Exercise objective
Write out the listing beneath this instruction in its entirety, exactly as it reads.

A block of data
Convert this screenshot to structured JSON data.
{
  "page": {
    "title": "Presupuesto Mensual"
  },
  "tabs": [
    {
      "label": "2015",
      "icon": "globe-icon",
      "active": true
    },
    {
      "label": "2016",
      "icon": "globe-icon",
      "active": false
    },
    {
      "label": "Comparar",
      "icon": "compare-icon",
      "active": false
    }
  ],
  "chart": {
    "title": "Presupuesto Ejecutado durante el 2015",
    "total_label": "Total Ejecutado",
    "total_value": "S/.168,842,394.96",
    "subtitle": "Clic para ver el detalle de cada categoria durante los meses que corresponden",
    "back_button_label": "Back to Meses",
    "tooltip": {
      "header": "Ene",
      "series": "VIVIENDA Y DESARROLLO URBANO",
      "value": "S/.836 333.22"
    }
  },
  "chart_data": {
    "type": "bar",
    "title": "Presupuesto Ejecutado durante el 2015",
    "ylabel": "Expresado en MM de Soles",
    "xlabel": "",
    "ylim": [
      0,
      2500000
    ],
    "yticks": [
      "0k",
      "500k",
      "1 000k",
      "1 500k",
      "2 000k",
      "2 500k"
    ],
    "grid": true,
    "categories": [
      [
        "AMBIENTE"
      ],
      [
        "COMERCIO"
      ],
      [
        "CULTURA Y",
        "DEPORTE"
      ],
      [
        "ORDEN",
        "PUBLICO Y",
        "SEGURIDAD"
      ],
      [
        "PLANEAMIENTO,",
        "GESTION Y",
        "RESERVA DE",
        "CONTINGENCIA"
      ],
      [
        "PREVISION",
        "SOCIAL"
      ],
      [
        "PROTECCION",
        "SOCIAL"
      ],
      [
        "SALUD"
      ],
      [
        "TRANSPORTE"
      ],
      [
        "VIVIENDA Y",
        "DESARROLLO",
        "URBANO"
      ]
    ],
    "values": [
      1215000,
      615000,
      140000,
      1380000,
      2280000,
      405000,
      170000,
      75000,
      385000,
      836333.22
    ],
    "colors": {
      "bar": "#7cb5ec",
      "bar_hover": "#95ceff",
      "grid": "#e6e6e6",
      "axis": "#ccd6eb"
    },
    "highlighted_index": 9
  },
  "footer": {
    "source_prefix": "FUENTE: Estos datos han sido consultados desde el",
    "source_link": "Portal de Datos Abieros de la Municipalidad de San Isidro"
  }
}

Written answer
Convert this screenshot to structured JSON data.
{
  "page": {
    "title": "Presupuesto Mensual"
  },
  "tabs": [
    {
      "label": "2015",
      "icon": "globe-icon",
      "active": true
    },
    {
      "label": "2016",
      "icon": "globe-icon",
      "active": false
    },
    {
      "label": "Comparar",
      "icon": "compare-icon",
      "active": false
    }
  ],
  "chart": {
    "title": "Presupuesto Ejecutado durante el 2015",
    "total_label": "Total Ejecutado",
    "total_value": "S/.168,842,394.96",
    "subtitle": "Clic para ver el detalle de cada categoria durante los meses que corresponden",
    "back_button_label": "Back to Meses",
    "tooltip": {
      "header": "Ene",
      "series": "VIVIENDA Y DESARROLLO URBANO",
      "value": "S/.836 333.22"
    }
  },
  "chart_data": {
    "type": "bar",
    "title": "Presupuesto Ejecutado durante el 2015",
    "ylabel": "Expresado en MM de Soles",
    "xlabel": "",
    "ylim": [
      0,
      2500000
    ],
    "yticks": [
      "0k",
      "500k",
      "1 000k",
      "1 500k",
      "2 000k",
      "2 500k"
    ],
    "grid": true,
    "categories": [
      [
        "AMBIENTE"
      ],
      [
        "COMERCIO"
      ],
      [
        "CULTURA Y",
        "DEPORTE"
      ],
      [
        "ORDEN",
        "PUBLICO Y",
        "SEGURIDAD"
      ],
      [
        "PLANEAMIENTO,",
        "GESTION Y",
        "RESERVA DE",
        "CONTINGENCIA"
      ],
      [
        "PREVISION",
        "SOCIAL"
      ],
      [
        "PROTECCION",
        "SOCIAL"
      ],
      [
        "SALUD"
      ],
      [
        "TRANSPORTE"
      ],
      [
        "VIVIENDA Y",
        "DESARROLLO",
        "URBANO"
      ]
    ],
    "values": [
      1215000,
      615000,
      140000,
      1380000,
      2280000,
      405000,
      170000,
      75000,
      385000,
      836333.22
    ],
    "colors": {
      "bar": "#7cb5ec",
      "bar_hover": "#95ceff",
      "grid": "#e6e6e6",
      "axis": "#ccd6eb"
    },
    "highlighted_index": 9
  },
  "footer": {
    "source_prefix": "FUENTE: Estos datos han sido consultados desde el",
    "source_link": "Portal de Datos Abieros de la Municipalidad de San Isidro"
  }
}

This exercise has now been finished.